◆ **WHAT YOU ARE ASKED TO DO**:
Count how many lines of the material below have the word "analysis" and give only the number.

[Begin]

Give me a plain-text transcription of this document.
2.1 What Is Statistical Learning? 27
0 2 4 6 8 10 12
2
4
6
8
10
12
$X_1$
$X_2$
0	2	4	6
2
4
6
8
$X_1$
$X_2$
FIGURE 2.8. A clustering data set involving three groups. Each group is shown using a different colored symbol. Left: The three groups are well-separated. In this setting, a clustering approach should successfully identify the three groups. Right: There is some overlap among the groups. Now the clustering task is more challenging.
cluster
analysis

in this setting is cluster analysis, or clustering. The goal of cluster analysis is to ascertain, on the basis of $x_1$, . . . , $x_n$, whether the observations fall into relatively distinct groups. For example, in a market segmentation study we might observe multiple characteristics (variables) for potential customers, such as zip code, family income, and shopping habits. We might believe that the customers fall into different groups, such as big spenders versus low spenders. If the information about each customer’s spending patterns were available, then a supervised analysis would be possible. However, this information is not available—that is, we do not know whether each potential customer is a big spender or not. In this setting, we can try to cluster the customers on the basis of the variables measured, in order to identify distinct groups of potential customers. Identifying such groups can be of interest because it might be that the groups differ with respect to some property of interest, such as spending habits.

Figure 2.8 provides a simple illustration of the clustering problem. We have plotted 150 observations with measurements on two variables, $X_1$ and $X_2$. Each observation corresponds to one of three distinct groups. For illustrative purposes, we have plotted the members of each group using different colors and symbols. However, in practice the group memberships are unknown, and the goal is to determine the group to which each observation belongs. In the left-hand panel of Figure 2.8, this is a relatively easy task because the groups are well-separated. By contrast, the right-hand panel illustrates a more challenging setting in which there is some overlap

[End]

◆ **ANSWER IN FULL**:
2